REQUIRED TASK - Reproduce all entries word for word.

ENTRIES SUPPLIED -
(begin)
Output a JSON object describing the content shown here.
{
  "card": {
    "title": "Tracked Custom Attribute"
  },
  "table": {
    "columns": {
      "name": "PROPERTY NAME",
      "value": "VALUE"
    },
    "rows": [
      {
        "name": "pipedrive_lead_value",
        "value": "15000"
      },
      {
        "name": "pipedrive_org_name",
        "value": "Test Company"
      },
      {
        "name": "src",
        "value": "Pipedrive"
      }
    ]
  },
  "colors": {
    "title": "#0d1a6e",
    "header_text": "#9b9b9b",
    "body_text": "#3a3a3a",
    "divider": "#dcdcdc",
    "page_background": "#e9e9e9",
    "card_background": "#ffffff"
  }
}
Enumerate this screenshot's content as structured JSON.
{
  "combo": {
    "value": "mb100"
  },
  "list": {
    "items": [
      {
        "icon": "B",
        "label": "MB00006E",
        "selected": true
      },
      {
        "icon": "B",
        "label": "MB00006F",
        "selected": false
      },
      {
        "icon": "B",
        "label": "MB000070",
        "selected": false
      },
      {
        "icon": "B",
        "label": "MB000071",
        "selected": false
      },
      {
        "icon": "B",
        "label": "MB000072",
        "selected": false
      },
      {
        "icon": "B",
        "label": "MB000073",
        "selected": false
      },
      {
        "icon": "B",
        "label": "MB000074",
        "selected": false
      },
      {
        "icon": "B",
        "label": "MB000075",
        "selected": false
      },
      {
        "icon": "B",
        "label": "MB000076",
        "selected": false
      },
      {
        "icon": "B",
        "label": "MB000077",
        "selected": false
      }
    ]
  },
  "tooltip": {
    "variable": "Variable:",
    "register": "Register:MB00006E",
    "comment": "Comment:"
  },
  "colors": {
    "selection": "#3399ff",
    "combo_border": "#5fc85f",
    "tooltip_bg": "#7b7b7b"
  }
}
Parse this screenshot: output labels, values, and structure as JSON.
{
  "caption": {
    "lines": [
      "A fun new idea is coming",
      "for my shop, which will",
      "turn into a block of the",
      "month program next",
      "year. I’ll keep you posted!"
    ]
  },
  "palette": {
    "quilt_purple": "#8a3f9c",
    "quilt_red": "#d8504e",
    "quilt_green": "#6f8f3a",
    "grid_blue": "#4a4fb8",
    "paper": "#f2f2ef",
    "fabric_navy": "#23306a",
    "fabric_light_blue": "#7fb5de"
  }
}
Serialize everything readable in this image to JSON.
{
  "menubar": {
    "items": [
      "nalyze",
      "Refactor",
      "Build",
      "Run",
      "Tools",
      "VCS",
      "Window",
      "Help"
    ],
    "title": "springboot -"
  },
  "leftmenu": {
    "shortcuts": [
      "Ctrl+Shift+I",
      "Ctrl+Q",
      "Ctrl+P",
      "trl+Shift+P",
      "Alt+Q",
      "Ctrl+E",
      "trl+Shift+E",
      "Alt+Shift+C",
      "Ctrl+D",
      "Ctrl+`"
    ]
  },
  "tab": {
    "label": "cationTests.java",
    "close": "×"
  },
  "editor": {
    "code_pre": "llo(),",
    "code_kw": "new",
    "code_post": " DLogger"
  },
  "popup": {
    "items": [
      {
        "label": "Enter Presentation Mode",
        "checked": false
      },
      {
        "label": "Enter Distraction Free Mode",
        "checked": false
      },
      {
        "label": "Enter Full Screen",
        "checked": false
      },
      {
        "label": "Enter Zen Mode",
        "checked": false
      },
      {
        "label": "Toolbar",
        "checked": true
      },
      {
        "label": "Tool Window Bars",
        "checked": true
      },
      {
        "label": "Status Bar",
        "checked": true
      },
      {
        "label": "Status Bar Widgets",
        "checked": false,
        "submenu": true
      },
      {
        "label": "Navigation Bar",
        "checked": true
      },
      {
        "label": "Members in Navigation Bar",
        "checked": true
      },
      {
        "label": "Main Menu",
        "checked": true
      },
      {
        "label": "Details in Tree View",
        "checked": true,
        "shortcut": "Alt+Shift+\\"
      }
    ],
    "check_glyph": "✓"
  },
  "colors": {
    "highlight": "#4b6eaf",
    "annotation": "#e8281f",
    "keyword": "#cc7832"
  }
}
(end)
CORRECT RESPONSE -
Output a JSON object describing the content shown here.
{
  "card": {
    "title": "Tracked Custom Attribute"
  },
  "table": {
    "columns": {
      "name": "PROPERTY NAME",
      "value": "VALUE"
    },
    "rows": [
      {
        "name": "pipedrive_lead_value",
        "value": "15000"
      },
      {
        "name": "pipedrive_org_name",
        "value": "Test Company"
      },
      {
        "name": "src",
        "value": "Pipedrive"
      }
    ]
  },
  "colors": {
    "title": "#0d1a6e",
    "header_text": "#9b9b9b",
    "body_text": "#3a3a3a",
    "divider": "#dcdcdc",
    "page_background": "#e9e9e9",
    "card_background": "#ffffff"
  }
}
Enumerate this screenshot's content as structured JSON.
{
  "combo": {
    "value": "mb100"
  },
  "list": {
    "items": [
      {
        "icon": "B",
        "label": "MB00006E",
        "selected": true
      },
      {
        "icon": "B",
        "label": "MB00006F",
        "selected": false
      },
      {
        "icon": "B",
        "label": "MB000070",
        "selected": false
      },
      {
        "icon": "B",
        "label": "MB000071",
        "selected": false
      },
      {
        "icon": "B",
        "label": "MB000072",
        "selected": false
      },
      {
        "icon": "B",
        "label": "MB000073",
        "selected": false
      },
      {
        "icon": "B",
        "label": "MB000074",
        "selected": false
      },
      {
        "icon": "B",
        "label": "MB000075",
        "selected": false
      },
      {
        "icon": "B",
        "label": "MB000076",
        "selected": false
      },
      {
        "icon": "B",
        "label": "MB000077",
        "selected": false
      }
    ]
  },
  "tooltip": {
    "variable": "Variable:",
    "register": "Register:MB00006E",
    "comment": "Comment:"
  },
  "colors": {
    "selection": "#3399ff",
    "combo_border": "#5fc85f",
    "tooltip_bg": "#7b7b7b"
  }
}
Parse this screenshot: output labels, values, and structure as JSON.
{
  "caption": {
    "lines": [
      "A fun new idea is coming",
      "for my shop, which will",
      "turn into a block of the",
      "month program next",
      "year. I’ll keep you posted!"
    ]
  },
  "palette": {
    "quilt_purple": "#8a3f9c",
    "quilt_red": "#d8504e",
    "quilt_green": "#6f8f3a",
    "grid_blue": "#4a4fb8",
    "paper": "#f2f2ef",
    "fabric_navy": "#23306a",
    "fabric_light_blue": "#7fb5de"
  }
}
Serialize everything readable in this image to JSON.
{
  "menubar": {
    "items": [
      "nalyze",
      "Refactor",
      "Build",
      "Run",
      "Tools",
      "VCS",
      "Window",
      "Help"
    ],
    "title": "springboot -"
  },
  "leftmenu": {
    "shortcuts": [
      "Ctrl+Shift+I",
      "Ctrl+Q",
      "Ctrl+P",
      "trl+Shift+P",
      "Alt+Q",
      "Ctrl+E",
      "trl+Shift+E",
      "Alt+Shift+C",
      "Ctrl+D",
      "Ctrl+`"
    ]
  },
  "tab": {
    "label": "cationTests.java",
    "close": "×"
  },
  "editor": {
    "code_pre": "llo(),",
    "code_kw": "new",
    "code_post": " DLogger"
  },
  "popup": {
    "items": [
      {
        "label": "Enter Presentation Mode",
        "checked": false
      },
      {
        "label": "Enter Distraction Free Mode",
        "checked": false
      },
      {
        "label": "Enter Full Screen",
        "checked": false
      },
      {
        "label": "Enter Zen Mode",
        "checked": false
      },
      {
        "label": "Toolbar",
        "checked": true
      },
      {
        "label": "Tool Window Bars",
        "checked": true
      },
      {
        "label": "Status Bar",
        "checked": true
      },
      {
        "label": "Status Bar Widgets",
        "checked": false,
        "submenu": true
      },
      {
        "label": "Navigation Bar",
        "checked": true
      },
      {
        "label": "Members in Navigation Bar",
        "checked": true
      },
      {
        "label": "Main Menu",
        "checked": true
      },
      {
        "label": "Details in Tree View",
        "checked": true,
        "shortcut": "Alt+Shift+\\"
      }
    ],
    "check_glyph": "✓"
  },
  "colors": {
    "highlight": "#4b6eaf",
    "annotation": "#e8281f",
    "keyword": "#cc7832"
  }
}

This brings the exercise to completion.